**页面摘录:**

★ ★ ★ ★ ★ ★ ★

Spring Statemachine配置

@Configuration
@EnableStateMachineFactory
public class WorkflowStateMachineConfig
        extends EnumStateMachineConfigurerAdapter<WorkflowState, WorkflowEvent> {

    @Override
    public void configure(StateMachineStateConfigurer<WorkflowState, WorkflowEvent> states)
            throws Exception {
        states
            .withStates()
            .initial(WorkflowState.CREATED)
            .states(EnumSet.allOf(WorkflowState.class))
            .end(WorkflowState.COMPLETED)
            .end(WorkflowState.FAILED);
    }

    @Override
    public void configure(StateMachineTransitionConfigurer<WorkflowState, WorkflowEvent> transitions)
            throws Exception {
        transitions
            .withExternal()
                .source(WorkflowState.CREATED).target(WorkflowState.RUNNING)
                .event(WorkflowEvent.START)

★ ★ ★ ★ ★ ★ ★

**数据摘录:**
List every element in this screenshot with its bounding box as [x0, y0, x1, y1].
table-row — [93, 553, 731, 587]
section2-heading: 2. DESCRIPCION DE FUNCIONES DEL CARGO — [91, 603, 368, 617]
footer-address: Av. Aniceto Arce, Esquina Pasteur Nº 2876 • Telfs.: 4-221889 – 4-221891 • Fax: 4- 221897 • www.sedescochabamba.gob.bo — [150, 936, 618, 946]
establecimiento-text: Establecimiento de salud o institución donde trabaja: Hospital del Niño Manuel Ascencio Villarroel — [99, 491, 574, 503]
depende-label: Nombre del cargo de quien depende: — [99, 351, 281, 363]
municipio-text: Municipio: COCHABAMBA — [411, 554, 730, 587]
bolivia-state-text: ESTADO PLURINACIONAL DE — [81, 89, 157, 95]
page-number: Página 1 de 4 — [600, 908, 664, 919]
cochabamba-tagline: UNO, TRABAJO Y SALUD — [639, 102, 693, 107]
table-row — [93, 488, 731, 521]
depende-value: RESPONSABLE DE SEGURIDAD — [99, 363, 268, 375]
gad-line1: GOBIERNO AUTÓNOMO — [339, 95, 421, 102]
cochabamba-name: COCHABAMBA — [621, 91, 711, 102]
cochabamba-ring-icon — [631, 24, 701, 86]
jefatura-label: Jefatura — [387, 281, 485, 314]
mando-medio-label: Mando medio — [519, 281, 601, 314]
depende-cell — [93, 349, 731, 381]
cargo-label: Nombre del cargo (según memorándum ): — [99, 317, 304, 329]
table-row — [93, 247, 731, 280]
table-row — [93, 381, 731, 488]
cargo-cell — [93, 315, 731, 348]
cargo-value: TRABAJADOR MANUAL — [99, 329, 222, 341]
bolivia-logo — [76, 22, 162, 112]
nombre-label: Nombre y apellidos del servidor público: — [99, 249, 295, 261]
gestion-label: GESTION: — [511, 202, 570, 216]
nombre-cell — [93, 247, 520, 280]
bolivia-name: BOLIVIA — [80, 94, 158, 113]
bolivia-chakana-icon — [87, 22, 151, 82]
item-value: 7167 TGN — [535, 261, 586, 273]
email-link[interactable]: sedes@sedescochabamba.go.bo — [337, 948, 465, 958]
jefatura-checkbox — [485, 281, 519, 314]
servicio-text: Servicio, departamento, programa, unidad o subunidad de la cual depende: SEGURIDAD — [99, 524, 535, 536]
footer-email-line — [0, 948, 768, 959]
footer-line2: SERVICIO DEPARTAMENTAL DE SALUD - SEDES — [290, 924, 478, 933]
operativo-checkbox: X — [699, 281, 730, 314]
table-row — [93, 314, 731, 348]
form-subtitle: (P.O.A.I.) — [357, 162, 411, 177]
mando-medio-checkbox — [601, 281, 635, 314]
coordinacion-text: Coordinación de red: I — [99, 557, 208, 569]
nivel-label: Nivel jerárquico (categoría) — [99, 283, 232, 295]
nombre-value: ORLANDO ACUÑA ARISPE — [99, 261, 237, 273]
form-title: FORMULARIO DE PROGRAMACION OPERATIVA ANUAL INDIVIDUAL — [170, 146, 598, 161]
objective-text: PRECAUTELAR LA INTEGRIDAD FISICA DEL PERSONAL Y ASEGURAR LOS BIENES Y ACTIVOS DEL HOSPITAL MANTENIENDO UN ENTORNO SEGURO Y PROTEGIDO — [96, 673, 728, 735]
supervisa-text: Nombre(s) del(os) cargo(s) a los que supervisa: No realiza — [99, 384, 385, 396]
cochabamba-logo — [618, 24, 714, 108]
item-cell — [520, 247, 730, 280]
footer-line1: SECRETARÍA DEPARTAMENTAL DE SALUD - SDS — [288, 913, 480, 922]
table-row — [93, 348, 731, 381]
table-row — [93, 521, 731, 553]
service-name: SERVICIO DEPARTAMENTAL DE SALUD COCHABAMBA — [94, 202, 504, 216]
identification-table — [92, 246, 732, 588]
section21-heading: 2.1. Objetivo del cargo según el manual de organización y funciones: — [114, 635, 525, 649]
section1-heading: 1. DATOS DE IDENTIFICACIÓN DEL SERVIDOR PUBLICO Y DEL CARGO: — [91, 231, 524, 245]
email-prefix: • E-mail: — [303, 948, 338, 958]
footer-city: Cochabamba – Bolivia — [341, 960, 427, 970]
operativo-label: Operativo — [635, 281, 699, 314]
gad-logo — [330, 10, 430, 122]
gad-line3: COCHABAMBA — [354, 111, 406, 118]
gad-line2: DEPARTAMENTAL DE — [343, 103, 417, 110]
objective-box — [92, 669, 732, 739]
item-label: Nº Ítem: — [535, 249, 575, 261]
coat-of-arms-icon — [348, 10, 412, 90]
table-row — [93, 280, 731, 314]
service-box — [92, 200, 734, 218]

★ ★ ★ ★ ★ ★ ★

**任务说明:** 在上面这段 Spring Statemachine 配置中，出现了哪些 WorkflowState 的枚举值？请按首次出现的顺序列出。

**任务结果:** CREATED、COMPLETED、FAILED、RUNNING